— begin Recorded information —

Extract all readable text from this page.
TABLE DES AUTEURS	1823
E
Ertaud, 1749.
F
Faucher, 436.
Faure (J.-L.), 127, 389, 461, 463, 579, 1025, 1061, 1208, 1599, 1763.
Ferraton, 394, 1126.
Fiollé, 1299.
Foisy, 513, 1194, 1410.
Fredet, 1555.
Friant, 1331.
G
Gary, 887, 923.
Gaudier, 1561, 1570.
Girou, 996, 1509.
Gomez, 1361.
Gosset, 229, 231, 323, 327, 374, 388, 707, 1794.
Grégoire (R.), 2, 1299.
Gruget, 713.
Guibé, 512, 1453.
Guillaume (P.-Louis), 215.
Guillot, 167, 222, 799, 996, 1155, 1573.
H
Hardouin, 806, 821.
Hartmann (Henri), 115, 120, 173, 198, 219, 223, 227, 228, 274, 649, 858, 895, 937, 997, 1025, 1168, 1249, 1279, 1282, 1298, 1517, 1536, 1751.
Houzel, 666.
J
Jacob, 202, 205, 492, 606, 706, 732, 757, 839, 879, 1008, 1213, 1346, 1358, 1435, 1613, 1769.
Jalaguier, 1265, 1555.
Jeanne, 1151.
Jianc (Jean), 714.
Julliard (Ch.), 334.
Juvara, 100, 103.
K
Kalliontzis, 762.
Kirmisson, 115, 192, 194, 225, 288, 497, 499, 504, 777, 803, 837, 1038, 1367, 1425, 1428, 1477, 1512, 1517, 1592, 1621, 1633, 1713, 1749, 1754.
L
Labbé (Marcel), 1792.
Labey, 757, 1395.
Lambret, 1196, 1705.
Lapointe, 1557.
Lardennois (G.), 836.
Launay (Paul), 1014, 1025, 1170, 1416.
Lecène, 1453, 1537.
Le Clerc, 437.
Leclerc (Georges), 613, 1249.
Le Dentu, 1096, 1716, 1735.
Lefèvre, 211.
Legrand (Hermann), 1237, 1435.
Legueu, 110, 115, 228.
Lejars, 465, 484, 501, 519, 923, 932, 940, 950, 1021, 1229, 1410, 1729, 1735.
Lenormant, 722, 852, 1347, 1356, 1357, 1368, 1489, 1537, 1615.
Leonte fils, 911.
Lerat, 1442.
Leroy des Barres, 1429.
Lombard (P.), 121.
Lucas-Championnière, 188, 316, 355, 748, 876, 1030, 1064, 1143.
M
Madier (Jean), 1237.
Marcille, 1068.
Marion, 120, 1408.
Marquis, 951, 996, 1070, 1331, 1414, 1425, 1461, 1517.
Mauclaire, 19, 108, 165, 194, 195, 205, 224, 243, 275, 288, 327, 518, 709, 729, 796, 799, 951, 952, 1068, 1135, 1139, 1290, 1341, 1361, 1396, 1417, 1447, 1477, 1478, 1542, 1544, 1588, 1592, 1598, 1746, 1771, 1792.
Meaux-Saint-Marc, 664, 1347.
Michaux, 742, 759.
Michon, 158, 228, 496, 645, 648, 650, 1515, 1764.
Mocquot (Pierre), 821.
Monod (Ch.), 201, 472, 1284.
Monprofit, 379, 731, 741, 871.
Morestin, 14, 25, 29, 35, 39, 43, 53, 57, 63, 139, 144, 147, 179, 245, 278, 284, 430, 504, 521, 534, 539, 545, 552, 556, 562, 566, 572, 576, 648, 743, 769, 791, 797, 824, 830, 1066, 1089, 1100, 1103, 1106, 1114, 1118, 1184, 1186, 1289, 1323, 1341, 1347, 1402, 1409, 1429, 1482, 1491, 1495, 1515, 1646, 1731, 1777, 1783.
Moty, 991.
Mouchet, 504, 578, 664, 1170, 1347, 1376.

— end Recorded information —

Work to be completed ->
Retype all the material above precisely, with no line left out.

Answer ->
Extract all readable text from this page.
TABLE DES AUTEURS	1823
E
Ertaud, 1749.
F
Faucher, 436.
Faure (J.-L.), 127, 389, 461, 463, 579, 1025, 1061, 1208, 1599, 1763.
Ferraton, 394, 1126.
Fiollé, 1299.
Foisy, 513, 1194, 1410.
Fredet, 1555.
Friant, 1331.
G
Gary, 887, 923.
Gaudier, 1561, 1570.
Girou, 996, 1509.
Gomez, 1361.
Gosset, 229, 231, 323, 327, 374, 388, 707, 1794.
Grégoire (R.), 2, 1299.
Gruget, 713.
Guibé, 512, 1453.
Guillaume (P.-Louis), 215.
Guillot, 167, 222, 799, 996, 1155, 1573.
H
Hardouin, 806, 821.
Hartmann (Henri), 115, 120, 173, 198, 219, 223, 227, 228, 274, 649, 858, 895, 937, 997, 1025, 1168, 1249, 1279, 1282, 1298, 1517, 1536, 1751.
Houzel, 666.
J
Jacob, 202, 205, 492, 606, 706, 732, 757, 839, 879, 1008, 1213, 1346, 1358, 1435, 1613, 1769.
Jalaguier, 1265, 1555.
Jeanne, 1151.
Jianc (Jean), 714.
Julliard (Ch.), 334.
Juvara, 100, 103.
K
Kalliontzis, 762.
Kirmisson, 115, 192, 194, 225, 288, 497, 499, 504, 777, 803, 837, 1038, 1367, 1425, 1428, 1477, 1512, 1517, 1592, 1621, 1633, 1713, 1749, 1754.
L
Labbé (Marcel), 1792.
Labey, 757, 1395.
Lambret, 1196, 1705.
Lapointe, 1557.
Lardennois (G.), 836.
Launay (Paul), 1014, 1025, 1170, 1416.
Lecène, 1453, 1537.
Le Clerc, 437.
Leclerc (Georges), 613, 1249.
Le Dentu, 1096, 1716, 1735.
Lefèvre, 211.
Legrand (Hermann), 1237, 1435.
Legueu, 110, 115, 228.
Lejars, 465, 484, 501, 519, 923, 932, 940, 950, 1021, 1229, 1410, 1729, 1735.
Lenormant, 722, 852, 1347, 1356, 1357, 1368, 1489, 1537, 1615.
Leonte fils, 911.
Lerat, 1442.
Leroy des Barres, 1429.
Lombard (P.), 121.
Lucas-Championnière, 188, 316, 355, 748, 876, 1030, 1064, 1143.
M
Madier (Jean), 1237.
Marcille, 1068.
Marion, 120, 1408.
Marquis, 951, 996, 1070, 1331, 1414, 1425, 1461, 1517.
Mauclaire, 19, 108, 165, 194, 195, 205, 224, 243, 275, 288, 327, 518, 709, 729, 796, 799, 951, 952, 1068, 1135, 1139, 1290, 1341, 1361, 1396, 1417, 1447, 1477, 1478, 1542, 1544, 1588, 1592, 1598, 1746, 1771, 1792.
Meaux-Saint-Marc, 664, 1347.
Michaux, 742, 759.
Michon, 158, 228, 496, 645, 648, 650, 1515, 1764.
Mocquot (Pierre), 821.
Monod (Ch.), 201, 472, 1284.
Monprofit, 379, 731, 741, 871.
Morestin, 14, 25, 29, 35, 39, 43, 53, 57, 63, 139, 144, 147, 179, 245, 278, 284, 430, 504, 521, 534, 539, 545, 552, 556, 562, 566, 572, 576, 648, 743, 769, 791, 797, 824, 830, 1066, 1089, 1100, 1103, 1106, 1114, 1118, 1184, 1186, 1289, 1323, 1341, 1347, 1402, 1409, 1429, 1482, 1491, 1495, 1515, 1646, 1731, 1777, 1783.
Moty, 991.
Mouchet, 504, 578, 664, 1170, 1347, 1376.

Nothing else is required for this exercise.